What the task asks: Keep only the lines where "circle" appears.

Dataset entries:
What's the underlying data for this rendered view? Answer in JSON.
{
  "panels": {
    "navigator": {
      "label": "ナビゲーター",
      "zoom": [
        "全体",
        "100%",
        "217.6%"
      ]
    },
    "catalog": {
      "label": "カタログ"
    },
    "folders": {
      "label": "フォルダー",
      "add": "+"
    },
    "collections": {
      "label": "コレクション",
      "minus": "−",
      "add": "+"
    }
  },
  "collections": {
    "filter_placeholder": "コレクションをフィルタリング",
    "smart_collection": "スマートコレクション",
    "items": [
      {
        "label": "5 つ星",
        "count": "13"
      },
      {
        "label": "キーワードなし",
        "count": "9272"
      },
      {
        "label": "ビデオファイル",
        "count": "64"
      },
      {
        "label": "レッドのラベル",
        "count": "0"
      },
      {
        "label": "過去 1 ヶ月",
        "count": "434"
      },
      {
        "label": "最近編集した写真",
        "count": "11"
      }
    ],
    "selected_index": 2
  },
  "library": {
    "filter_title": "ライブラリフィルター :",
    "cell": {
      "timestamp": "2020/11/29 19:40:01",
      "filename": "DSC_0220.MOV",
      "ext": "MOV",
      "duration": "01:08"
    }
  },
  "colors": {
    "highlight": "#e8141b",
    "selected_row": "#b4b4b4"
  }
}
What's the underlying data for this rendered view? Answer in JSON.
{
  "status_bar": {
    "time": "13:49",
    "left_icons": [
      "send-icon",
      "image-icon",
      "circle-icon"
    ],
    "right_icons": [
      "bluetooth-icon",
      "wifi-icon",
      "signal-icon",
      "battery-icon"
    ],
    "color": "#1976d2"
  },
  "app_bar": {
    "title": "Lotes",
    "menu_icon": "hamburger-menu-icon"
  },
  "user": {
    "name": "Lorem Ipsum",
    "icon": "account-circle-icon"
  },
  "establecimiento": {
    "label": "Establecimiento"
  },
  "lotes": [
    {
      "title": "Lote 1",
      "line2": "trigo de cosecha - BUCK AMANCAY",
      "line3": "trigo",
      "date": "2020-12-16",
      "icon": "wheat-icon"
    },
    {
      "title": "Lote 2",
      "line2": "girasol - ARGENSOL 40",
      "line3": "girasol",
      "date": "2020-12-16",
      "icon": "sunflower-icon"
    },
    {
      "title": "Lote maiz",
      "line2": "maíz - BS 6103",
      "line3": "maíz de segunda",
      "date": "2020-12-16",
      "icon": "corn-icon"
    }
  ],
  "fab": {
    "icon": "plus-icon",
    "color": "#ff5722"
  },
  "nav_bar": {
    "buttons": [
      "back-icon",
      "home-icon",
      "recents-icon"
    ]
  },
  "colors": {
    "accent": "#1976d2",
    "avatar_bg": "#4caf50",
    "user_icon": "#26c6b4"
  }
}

==

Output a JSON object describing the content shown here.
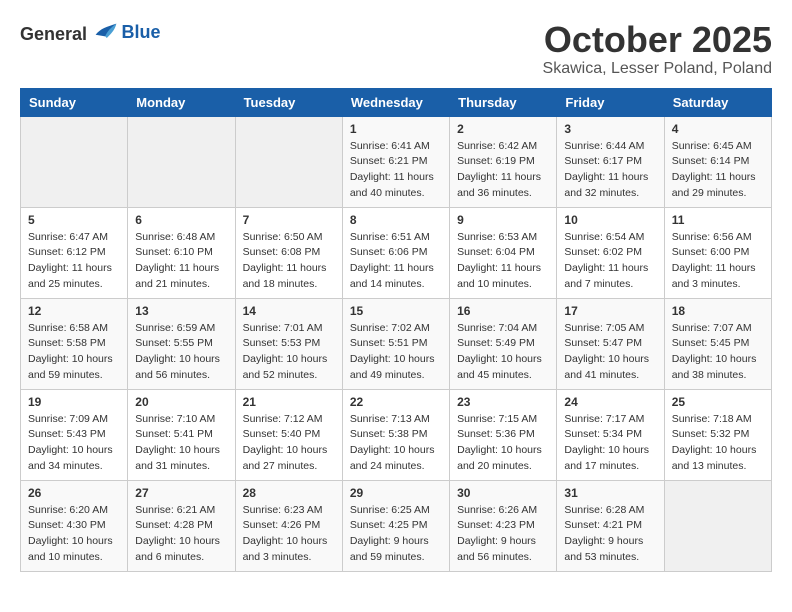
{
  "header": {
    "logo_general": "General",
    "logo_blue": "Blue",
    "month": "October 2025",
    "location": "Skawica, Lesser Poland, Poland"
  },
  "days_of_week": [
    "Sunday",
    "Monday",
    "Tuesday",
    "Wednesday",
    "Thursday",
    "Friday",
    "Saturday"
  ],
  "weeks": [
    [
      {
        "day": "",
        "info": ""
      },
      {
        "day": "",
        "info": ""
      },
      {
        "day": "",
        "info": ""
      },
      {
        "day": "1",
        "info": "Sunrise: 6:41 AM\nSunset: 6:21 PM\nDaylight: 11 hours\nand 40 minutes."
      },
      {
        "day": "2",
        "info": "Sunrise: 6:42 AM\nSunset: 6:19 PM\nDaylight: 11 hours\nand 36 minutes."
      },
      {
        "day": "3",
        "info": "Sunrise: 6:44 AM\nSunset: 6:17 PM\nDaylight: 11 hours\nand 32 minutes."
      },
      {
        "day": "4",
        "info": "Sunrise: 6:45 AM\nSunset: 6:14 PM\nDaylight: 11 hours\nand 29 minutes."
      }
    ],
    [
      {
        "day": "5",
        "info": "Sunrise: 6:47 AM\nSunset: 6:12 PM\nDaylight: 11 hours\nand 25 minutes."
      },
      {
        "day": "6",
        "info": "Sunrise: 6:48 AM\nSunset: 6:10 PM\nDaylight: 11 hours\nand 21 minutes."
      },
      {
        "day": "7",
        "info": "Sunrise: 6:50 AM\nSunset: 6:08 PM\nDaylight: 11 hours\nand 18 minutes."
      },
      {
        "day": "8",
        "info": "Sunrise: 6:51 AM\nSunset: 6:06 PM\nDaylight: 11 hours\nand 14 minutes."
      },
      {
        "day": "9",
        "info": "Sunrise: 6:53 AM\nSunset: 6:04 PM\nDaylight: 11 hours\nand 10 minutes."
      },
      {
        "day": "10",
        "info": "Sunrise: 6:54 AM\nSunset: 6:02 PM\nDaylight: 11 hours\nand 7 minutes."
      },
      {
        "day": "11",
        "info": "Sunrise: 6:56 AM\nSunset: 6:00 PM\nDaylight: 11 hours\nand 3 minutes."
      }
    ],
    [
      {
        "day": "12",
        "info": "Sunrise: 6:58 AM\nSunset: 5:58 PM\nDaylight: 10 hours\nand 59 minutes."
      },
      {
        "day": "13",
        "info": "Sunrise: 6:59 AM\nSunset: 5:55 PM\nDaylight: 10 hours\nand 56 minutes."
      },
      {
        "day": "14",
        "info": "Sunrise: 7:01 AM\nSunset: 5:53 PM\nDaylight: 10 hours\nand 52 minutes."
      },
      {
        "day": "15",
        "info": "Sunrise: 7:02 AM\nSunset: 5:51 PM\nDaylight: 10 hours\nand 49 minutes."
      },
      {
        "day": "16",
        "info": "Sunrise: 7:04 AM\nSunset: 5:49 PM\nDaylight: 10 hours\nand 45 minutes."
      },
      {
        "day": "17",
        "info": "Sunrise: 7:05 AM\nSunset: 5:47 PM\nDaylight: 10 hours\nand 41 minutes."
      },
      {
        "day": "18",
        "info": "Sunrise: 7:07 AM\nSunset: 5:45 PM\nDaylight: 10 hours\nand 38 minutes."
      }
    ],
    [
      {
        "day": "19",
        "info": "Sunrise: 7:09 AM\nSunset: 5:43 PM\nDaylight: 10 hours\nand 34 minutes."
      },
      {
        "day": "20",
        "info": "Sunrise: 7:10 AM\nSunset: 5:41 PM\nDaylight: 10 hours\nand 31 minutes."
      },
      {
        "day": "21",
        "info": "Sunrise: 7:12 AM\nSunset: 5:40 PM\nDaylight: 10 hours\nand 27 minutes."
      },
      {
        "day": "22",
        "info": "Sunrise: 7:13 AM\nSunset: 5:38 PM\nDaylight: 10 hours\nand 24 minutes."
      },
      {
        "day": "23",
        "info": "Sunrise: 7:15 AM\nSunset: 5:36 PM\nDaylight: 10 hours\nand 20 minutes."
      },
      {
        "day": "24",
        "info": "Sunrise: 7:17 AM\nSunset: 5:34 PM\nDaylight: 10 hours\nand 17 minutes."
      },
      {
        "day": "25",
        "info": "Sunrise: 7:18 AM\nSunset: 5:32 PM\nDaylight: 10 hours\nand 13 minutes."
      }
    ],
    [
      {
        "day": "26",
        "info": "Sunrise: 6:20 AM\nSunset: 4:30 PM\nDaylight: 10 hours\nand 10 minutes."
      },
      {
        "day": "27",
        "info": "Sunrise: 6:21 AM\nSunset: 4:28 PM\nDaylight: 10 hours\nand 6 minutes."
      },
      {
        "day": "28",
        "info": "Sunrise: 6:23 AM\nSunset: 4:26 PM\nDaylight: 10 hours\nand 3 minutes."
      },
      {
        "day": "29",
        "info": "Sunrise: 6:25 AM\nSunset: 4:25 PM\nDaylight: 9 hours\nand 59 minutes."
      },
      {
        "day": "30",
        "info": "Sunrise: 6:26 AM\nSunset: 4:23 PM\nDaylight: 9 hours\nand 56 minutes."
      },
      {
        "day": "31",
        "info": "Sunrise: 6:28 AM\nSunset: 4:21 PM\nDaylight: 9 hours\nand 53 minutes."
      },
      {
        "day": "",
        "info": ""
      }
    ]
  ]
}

Output for this exercise:
      "circle-icon"
    "icon": "account-circle-icon"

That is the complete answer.